• Vorliegender Text
============

Es ist also schon wieder passiert.1 Die niederländische Nationalmannschaft hat es verpasst, sich für die Weltmeisterschaft zu qualifizieren. Bereits vor zwei Jahren wurde2, als die Europameisterschaft verpasst wurde, über die Gründe des Niedergangs der niederländischen Nationalmannschaft diskutiert.3 Sogar eine Umstrukturierung der Ausbildungsphilosphie an sich stand im Raum.4
In diesem Beitrag möchte ich folgende These bearbeiten:
Um internationales Niveau zu erreichen, sehen sich immer mehr niederländische Talente dazu gezwungen, immer jünger zu ausländischen Top-Klubs zu wechseln, da die Eredivisie zunehmend schlechter wird. Durch dieses jüngere Lebensalter steigt die Wahrscheinlichkeit zu scheitern, und der Legionärsanteil der niederländischen Nationalmannschaft wird größer. Schlussendlich wird es so für den Nationaltrainer immer schwieriger ein funktionierendes System zu installieren, da die Blockbildung vergangener Jahre fehlt.
Zuallererst möchte ich erwähnen, dass die Niederlande in einer der schwierigsten Gruppen, basierend auf dem Elo-Rating, der europäischen Qualifikation platziert waren.5 Die Zahlenwerte sind vom 15. Oktober 2017, also NACHDEM die Qualifikation ausgespielt war.
Gruppe | durchschnittliches Elo-Rating |
---|---|
I | 1667,17 |
A | 1658,00 |
G | 1631,17 |
D | 1613,83 |
E | 1605,67 |
F | 1592,67 |
C | 1534,50 |
H | 1531,17 |
B | 1504,33 |
Allerdings hat die Niederlande immer noch ein besseres Rating als Schweden. Die Stärke der Gruppe darf also trotzdem keine Ausrede sein.
Wechseln zunehmend mehr Spieler ins Ausland?
Um diese Frage zu klären, habe ich die Datenmenge auf Spieler, die in eine der 6 europäischen Top-Ligen wechseln, – also England, Spanien, Italien, Deutschland, Frankreich, Portugal – beschränkt.6 Es ergibt sich hierbei folgendes Bild:
Offensichtlich sind ab 1995 bedeutend mehr Spieler ins europäische Ausland gewechselt, als in den Jahren zuvor. Dies lässt sich auf das Bosman-Urteil zurückführen, das die Ausländerregel der UEFA de facto entkräftet hat. Denn seitdem dürfen EU-Bürger nicht mehr als Ausländer gelten und Vereine können unbegrenzt solche Spieler verpflichten. Der niederländische Fußball ist also definitiv kein Profiteur dieses Urteils, da seitdem nicht nur absolute Topspieler, wie Johan Cruijff oder Johan Neskens, den Weg ins Ausland finden, sondern auch „normale“ Spieler.
Die Spieler wechseln jünger
Um dies zu verdeutlichen bzw. einen Trend erkenntlich zu machen, habe ich den gleitenden Durchschnitt 5. Ordnung verwendet.

============

Einträge aus einer Datensammlung
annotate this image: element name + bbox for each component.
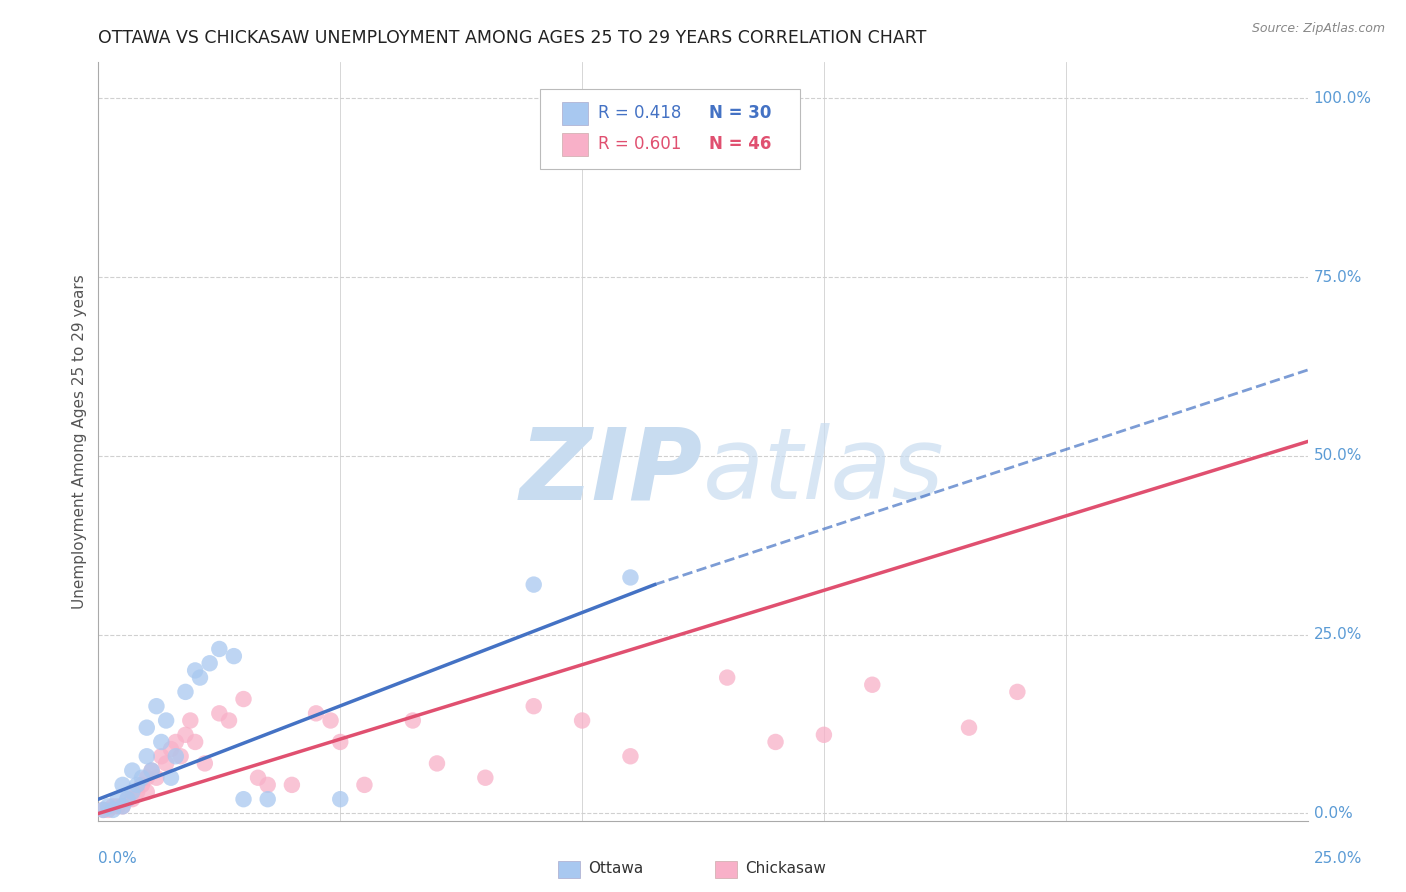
Text: 0.0%: 0.0% xyxy=(98,851,138,866)
Text: 25.0%: 25.0% xyxy=(1313,851,1362,866)
Point xyxy=(155,714,177,728)
Point xyxy=(1007,685,1029,699)
Point xyxy=(218,714,240,728)
Point xyxy=(523,577,546,591)
Text: R = 0.601: R = 0.601 xyxy=(598,136,681,153)
FancyBboxPatch shape xyxy=(558,861,579,878)
Point xyxy=(174,685,197,699)
Point xyxy=(184,664,207,678)
Text: N = 30: N = 30 xyxy=(709,104,772,122)
Point xyxy=(111,799,134,814)
Point xyxy=(619,570,641,584)
Point xyxy=(91,803,114,817)
Point xyxy=(107,792,129,806)
Point xyxy=(135,785,157,799)
Text: Source: ZipAtlas.com: Source: ZipAtlas.com xyxy=(1251,22,1385,36)
Point xyxy=(402,714,425,728)
Point xyxy=(111,778,134,792)
Point xyxy=(329,792,352,806)
Point xyxy=(145,699,167,714)
Point xyxy=(127,785,149,799)
Point xyxy=(165,735,187,749)
Point xyxy=(319,714,342,728)
Point xyxy=(474,771,496,785)
Text: OTTAWA VS CHICKASAW UNEMPLOYMENT AMONG AGES 25 TO 29 YEARS CORRELATION CHART: OTTAWA VS CHICKASAW UNEMPLOYMENT AMONG A… xyxy=(98,29,927,47)
Point xyxy=(97,803,120,817)
Text: 100.0%: 100.0% xyxy=(1313,91,1372,106)
Point xyxy=(117,792,139,806)
Point xyxy=(135,721,157,735)
Text: 0.0%: 0.0% xyxy=(1313,806,1353,821)
FancyBboxPatch shape xyxy=(561,133,588,156)
Point xyxy=(716,671,738,685)
Point xyxy=(141,764,163,778)
Point xyxy=(179,714,201,728)
Point xyxy=(101,799,124,814)
Point xyxy=(160,742,183,756)
Point xyxy=(91,803,114,817)
Text: Ottawa: Ottawa xyxy=(588,861,644,876)
FancyBboxPatch shape xyxy=(716,861,737,878)
FancyBboxPatch shape xyxy=(540,89,800,169)
Point xyxy=(111,799,134,814)
Point xyxy=(150,749,173,764)
Point xyxy=(169,749,191,764)
Point xyxy=(155,756,177,771)
Point xyxy=(957,721,980,735)
Point xyxy=(619,749,641,764)
Point xyxy=(198,657,221,671)
Text: N = 46: N = 46 xyxy=(709,136,772,153)
Point xyxy=(188,671,211,685)
Point xyxy=(305,706,328,721)
Point xyxy=(160,771,183,785)
Point xyxy=(256,778,278,792)
Text: 50.0%: 50.0% xyxy=(1313,449,1362,463)
Y-axis label: Unemployment Among Ages 25 to 29 years: Unemployment Among Ages 25 to 29 years xyxy=(72,274,87,609)
Point xyxy=(208,642,231,657)
Point xyxy=(117,792,139,806)
Point xyxy=(765,735,787,749)
Point xyxy=(184,735,207,749)
Point xyxy=(145,771,167,785)
Point xyxy=(232,692,254,706)
Point xyxy=(121,792,143,806)
Text: ZIP: ZIP xyxy=(520,424,703,520)
Point xyxy=(101,803,124,817)
Point xyxy=(222,649,245,664)
FancyBboxPatch shape xyxy=(561,102,588,125)
Point xyxy=(353,778,375,792)
Point xyxy=(256,792,278,806)
Text: 25.0%: 25.0% xyxy=(1313,627,1362,642)
Point xyxy=(813,728,835,742)
Point xyxy=(97,799,120,814)
Point xyxy=(232,792,254,806)
Point xyxy=(165,749,187,764)
Point xyxy=(208,706,231,721)
Text: Chickasaw: Chickasaw xyxy=(745,861,827,876)
Point xyxy=(329,735,352,749)
Point xyxy=(135,749,157,764)
Text: R = 0.418: R = 0.418 xyxy=(598,104,681,122)
Point xyxy=(107,799,129,814)
Point xyxy=(150,735,173,749)
Point xyxy=(860,678,883,692)
Point xyxy=(131,778,153,792)
Text: 75.0%: 75.0% xyxy=(1313,269,1362,285)
Point xyxy=(135,771,157,785)
Point xyxy=(571,714,593,728)
Point xyxy=(174,728,197,742)
Point xyxy=(281,778,304,792)
Point xyxy=(127,778,149,792)
Point xyxy=(121,785,143,799)
Point xyxy=(426,756,449,771)
Point xyxy=(247,771,270,785)
Point xyxy=(141,764,163,778)
Point xyxy=(523,699,546,714)
Point xyxy=(121,764,143,778)
Text: atlas: atlas xyxy=(703,424,945,520)
Point xyxy=(194,756,217,771)
Point xyxy=(131,771,153,785)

============

• Aufgabenstellung
**A)** Extrahieren Sie aus dem Text zur niederländischen Nationalmannschaft wortgetreu den Abschnitt, der mit „Zuallererst möchte ich“ einsetzt und bis „keine Ausrede sein.“ reicht.
**B)** Erläutern Sie in ein bis drei Sätzen, worauf der Text zur niederländischen Nationalmannschaft den deutlichen Anstieg der Wechsel ins europäische Ausland ab 1995 zurückführt.
**C)** Führen Sie den Text zur niederländischen Nationalmannschaft im Anschluss an seinen letzten Satz fort.

• Erwartete Ergebnisse
**A)**
Zuallererst möchte ich erwähnen, dass die Niederlande in einer der schwierigsten Gruppen, basierend auf dem Elo-Rating, der europäischen Qualifikation platziert waren.5 Die Zahlenwerte sind vom 15. Oktober 2017, also NACHDEM die Qualifikation ausgespielt war.
Gruppe | durchschnittliches Elo-Rating |
---|---|
I | 1667,17 |
A | 1658,00 |
G | 1631,17 |
D | 1613,83 |
E | 1605,67 |
F | 1592,67 |
C | 1534,50 |
H | 1531,17 |
B | 1504,33 |
Allerdings hat die Niederlande immer noch ein besseres Rating als Schweden. Die Stärke der Gruppe darf also trotzdem keine Ausrede sein.

**B)** Der Anstieg geht auf das Bosman-Urteil zurück, das die Ausländerregel der UEFA de facto entkräftet hat. Seitdem gelten EU-Bürger nicht mehr als Ausländer. Vereine können deshalb unbegrenzt solche Spieler verpflichten.

**C)**
Der subjektive Eindruck bestätigt sich also. Im neuen Jahrtausend werden die Spieler, die aus Holland ins Ausland wechseln immer jünger. Allerdings gab es auch bereits Mitte der 80er Jahre eine Phase, in der Spieler zu Beginn ihrer Karriere gewechselt sind. Kritisch ist es dann, wenn das passiert, was die letzten 10 Jahre passiert ist: Immer mehr Spieler wechseln bereits im B-Jugend-Alter, also mit 16 oder 17. Diese sind zu diesem Zeitpunkt unmöglich voll ausgebildet und müssen sich in einem fremden Land zurechtfinden. Es ist aber kaum vorstellbar, dass dieser Trend so weitergeht, da die UEFA einen noch früheren Wechsel unterbindet – es sei denn, die Eltern ziehen mit um.7
Das Niveau der Eredivisie wird schlechter
Um das Niveau der niederländischen Liga zu messen benutze ich den Durchschnittswert des Elo-Ratings am Stichtag 30.06. eines jeden Jahres.8 Dies entspricht dem vertraglichen Ende einer Fußballsaison in der Moderne.
Die Eredivisie wurde zu Beginn des Ratings eindeutig unterbewertet und erreicht erst im Jahr 1968 einen realistischen Startwert. Danach hält sich auf dem ersten Blick das Niveau relativ stabil. Interessant wird es aber, wenn man nur den Zeitraum seit dem Bosman-Urteil berücksichtigt.
An der Trendlinie ist zu erkennen, dass, seitdem jährlich regelmäßig die besten Spieler gehen, das Niveau immer weiter sinkt. Irgendwo logisch, dass eine Liga das über die Jahre nicht aufrecht erhalten kann, mit Jugendspielern den Niveauverlust auszugleichen.
Das eigentliche Problem ist aber, dass die niederländischen Spitzenteams an Qualität einbüßen. Die Eredivisie war noch nie die stärkste Liga in Europa, aber trotzdem gehörten die Spitzenteams Ajax, Feyenoord und PSV zur europäischen Spitze. Seit 1995 nimmt aber auch deren Rating ab.
Wie wahrscheinlich ist ein Scheitern?
Es ist schwer, das Scheitern eines Profis zu definieren, da das auch immer von den Erwartungen abhängt – man kann z.B. nicht erwarten, dass jeder der Spieler, die ins Ausland wechseln, auch Nationalspieler wird. Zum einen ist eine Nominierung reine Willkür des Trainers und hängt von der Konkurrenzsituation auf der Position ab, zum anderen ist ein Kader bei einem Turnier auf 23 Plätze beschränkt.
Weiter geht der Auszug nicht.